How our life stories impact our bodies By Dr Johanna Lynch (GP Psychotherapist)

Christina ReynoldsPsychology, Uncategorized

Our very own Dr Johanna Lynch has had a chapter included in a new mental health textbook launched this month, entitled Humanising Mental Health in Australia: a guide to trauma-informed approaches. Her chapter, co-authored with eminent Norwegian GP researcher Anna Luise Kirkengen, is entitled Biology and Experience Intertwined: trauma, neglect and the physical body. We asked her for a sneak preview of the chapter:

Johanna, what inspired you to do research in this area?

This chapter draws together my clinical experience and international research on how our life stories impact our bodies. This has been an area that is directly important to my patients and that I believe could help medicine to see the importance of understanding peoples’ life story.

Can you give us a bit of a summary of how the mind and the body work together and impact each other?

Questions to answer.
1) Quote the interview about life stories and the body word for word, from "Our very own" up to and including "peoples’ life story.".
2) Write what comes next in the interview about life stories and the body, picking up after its last line.
The items have no connection to the interview above.

(Collected data entries)
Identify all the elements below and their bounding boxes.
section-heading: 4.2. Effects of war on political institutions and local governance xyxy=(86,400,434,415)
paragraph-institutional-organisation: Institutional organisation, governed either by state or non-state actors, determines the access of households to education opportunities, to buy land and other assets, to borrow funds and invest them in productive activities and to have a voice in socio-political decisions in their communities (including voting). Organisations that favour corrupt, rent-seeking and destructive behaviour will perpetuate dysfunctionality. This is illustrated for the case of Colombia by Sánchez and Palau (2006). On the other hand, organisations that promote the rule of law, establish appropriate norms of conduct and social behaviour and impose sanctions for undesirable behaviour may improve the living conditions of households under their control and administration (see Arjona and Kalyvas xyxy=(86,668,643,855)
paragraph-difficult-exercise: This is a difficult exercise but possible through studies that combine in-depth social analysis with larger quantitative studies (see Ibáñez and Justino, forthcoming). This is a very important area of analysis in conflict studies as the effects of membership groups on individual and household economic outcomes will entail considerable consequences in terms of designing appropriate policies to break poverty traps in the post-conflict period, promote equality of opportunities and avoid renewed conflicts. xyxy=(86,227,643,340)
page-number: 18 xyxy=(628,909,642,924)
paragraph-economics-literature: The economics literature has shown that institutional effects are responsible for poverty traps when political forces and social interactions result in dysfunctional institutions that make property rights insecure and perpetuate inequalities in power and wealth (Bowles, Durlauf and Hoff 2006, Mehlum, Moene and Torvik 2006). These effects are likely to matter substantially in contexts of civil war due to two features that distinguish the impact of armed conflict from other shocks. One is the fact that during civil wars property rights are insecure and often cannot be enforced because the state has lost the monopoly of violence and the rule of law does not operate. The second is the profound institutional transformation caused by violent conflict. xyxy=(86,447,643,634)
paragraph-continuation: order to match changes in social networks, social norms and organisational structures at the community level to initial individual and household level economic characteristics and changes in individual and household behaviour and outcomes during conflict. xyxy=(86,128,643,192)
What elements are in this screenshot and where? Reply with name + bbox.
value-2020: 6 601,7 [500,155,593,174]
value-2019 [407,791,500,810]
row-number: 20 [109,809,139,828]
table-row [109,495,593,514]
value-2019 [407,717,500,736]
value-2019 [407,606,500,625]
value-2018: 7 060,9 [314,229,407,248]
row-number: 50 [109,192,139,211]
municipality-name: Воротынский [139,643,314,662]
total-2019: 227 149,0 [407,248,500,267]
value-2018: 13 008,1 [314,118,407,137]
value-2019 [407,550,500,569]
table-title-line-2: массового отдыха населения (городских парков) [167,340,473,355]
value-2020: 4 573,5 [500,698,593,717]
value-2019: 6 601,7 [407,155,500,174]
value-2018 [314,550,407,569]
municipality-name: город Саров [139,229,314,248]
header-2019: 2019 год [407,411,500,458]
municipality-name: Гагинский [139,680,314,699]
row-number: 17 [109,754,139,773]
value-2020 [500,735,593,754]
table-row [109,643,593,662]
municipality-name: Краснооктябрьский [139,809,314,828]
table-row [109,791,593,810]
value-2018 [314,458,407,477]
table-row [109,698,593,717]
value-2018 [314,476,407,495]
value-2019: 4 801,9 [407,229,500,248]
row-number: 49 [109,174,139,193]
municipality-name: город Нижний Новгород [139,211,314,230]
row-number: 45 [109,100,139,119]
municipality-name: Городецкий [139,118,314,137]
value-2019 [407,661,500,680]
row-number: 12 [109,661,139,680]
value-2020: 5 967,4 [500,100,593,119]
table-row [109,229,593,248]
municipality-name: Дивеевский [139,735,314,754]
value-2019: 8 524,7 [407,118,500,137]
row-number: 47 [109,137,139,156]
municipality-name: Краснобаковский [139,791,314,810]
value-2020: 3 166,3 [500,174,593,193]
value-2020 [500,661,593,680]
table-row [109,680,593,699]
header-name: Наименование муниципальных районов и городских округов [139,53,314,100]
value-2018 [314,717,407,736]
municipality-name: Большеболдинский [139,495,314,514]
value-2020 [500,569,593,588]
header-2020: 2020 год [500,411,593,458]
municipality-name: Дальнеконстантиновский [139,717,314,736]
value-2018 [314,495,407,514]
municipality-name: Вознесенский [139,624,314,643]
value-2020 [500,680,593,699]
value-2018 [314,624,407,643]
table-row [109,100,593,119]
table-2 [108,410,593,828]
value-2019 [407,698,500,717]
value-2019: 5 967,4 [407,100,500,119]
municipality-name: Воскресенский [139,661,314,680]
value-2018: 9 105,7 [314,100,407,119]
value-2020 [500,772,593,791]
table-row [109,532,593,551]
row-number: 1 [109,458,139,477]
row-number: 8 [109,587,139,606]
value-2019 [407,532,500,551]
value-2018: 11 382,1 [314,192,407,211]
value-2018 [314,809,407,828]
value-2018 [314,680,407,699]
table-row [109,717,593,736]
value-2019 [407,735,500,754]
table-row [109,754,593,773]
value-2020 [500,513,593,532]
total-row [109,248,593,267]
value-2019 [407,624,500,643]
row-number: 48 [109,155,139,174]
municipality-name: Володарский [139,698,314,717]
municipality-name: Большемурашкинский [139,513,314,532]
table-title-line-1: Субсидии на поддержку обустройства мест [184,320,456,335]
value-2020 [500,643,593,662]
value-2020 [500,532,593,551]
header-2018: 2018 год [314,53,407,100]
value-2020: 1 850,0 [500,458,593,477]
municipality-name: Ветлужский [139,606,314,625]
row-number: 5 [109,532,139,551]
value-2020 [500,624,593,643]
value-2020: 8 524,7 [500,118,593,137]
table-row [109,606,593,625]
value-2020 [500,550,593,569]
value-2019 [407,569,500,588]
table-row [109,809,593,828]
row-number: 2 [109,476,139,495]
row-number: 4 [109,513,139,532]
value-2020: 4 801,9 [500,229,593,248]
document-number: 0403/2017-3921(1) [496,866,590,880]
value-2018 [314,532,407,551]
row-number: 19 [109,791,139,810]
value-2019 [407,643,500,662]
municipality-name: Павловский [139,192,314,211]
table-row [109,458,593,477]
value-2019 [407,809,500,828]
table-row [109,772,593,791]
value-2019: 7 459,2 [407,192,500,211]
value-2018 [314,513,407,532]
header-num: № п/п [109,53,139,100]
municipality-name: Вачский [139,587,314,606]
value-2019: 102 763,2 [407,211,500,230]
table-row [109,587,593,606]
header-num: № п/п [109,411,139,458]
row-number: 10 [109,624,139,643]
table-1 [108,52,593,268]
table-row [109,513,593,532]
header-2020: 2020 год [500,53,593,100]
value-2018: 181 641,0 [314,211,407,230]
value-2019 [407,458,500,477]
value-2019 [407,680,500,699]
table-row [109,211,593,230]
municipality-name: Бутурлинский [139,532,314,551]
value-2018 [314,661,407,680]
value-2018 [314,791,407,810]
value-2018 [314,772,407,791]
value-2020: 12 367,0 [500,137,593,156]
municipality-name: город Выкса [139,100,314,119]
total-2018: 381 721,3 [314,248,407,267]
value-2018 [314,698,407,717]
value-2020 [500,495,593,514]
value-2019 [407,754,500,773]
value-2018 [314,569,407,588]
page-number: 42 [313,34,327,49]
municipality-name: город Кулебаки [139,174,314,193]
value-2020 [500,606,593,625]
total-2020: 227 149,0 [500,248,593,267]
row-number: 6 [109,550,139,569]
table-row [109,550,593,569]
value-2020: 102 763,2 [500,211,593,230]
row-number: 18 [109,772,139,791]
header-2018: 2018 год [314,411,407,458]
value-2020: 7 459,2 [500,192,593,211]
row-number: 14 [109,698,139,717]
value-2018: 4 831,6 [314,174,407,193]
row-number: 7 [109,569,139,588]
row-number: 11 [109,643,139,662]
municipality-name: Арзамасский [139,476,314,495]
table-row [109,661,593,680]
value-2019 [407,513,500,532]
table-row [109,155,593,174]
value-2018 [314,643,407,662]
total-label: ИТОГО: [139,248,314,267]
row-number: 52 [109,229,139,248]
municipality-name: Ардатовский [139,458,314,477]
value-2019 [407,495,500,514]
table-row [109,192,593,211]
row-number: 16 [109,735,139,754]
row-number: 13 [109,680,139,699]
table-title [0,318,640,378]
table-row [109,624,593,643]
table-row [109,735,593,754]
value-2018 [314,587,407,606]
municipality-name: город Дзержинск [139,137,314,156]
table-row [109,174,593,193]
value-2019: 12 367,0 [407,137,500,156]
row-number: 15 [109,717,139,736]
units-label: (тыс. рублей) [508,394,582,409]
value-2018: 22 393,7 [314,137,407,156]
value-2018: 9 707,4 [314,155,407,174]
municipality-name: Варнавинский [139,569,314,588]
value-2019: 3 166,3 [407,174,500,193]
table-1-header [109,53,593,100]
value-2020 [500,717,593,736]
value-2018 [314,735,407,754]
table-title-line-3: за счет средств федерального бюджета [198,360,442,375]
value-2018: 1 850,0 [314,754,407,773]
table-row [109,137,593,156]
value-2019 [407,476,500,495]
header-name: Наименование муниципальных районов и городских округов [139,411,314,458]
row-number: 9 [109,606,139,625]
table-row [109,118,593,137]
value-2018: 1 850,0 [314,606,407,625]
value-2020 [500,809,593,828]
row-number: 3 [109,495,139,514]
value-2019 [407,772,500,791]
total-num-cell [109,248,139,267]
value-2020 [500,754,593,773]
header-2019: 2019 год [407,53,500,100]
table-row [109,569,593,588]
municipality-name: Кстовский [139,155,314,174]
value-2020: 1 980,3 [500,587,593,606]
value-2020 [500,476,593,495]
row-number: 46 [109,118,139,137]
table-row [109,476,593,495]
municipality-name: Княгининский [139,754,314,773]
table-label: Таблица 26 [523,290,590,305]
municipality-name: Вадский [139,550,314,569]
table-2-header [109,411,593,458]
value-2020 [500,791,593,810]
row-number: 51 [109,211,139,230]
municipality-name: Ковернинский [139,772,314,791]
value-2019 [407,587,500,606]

Answers to the problems.
1)
Our very own Dr Johanna Lynch has had a chapter included in a new mental health textbook launched this month, entitled Humanising Mental Health in Australia: a guide to trauma-informed approaches. Her chapter, co-authored with eminent Norwegian GP researcher Anna Luise Kirkengen, is entitled Biology and Experience Intertwined: trauma, neglect and the physical body. We asked her for a sneak preview of the chapter:

Johanna, what inspired you to do research in this area?

This chapter draws together my clinical experience and international research on how our life stories impact our bodies. This has been an area that is directly important to my patients and that I believe could help medicine to see the importance of understanding peoples’ life story.

2)
One of the first researchers to notice this link was a young Czechoslovakian medical student in the 1950s, Hans Selye. He coined the term “stress” that has become an everyday word to describe the impact of illness and life experience (or “stressors”) on human bodies. Other researchers have differentiated between ‘eustress’ (ordinary challenges of living), ‘tolerable stress’ and ‘toxic stress’ where you do not have the “buffering” of a safe relationship to help you cope. This strand of research has expanded into researching how the body handles the pressure of adapting to our life (known as ‘allostatic load’). This adaptation ranges from our knees adapting to our increased weight, to our neurological, endocrine (including how our bodies manage sugar) and immune systems adapting to relational threat, loneliness or disconnection. Some researchers have even been able to show that wounds heal better if we are in happy marriages, that we feel less pain if our hand is held by someone we trust, and we have less cardiac death if we are more hopeful. 

You also talk in this book chapter about the relationship between childhood experiences and brain development as well as the connection of childhood experiences and health beahviours. Can you tell us a bit more about that?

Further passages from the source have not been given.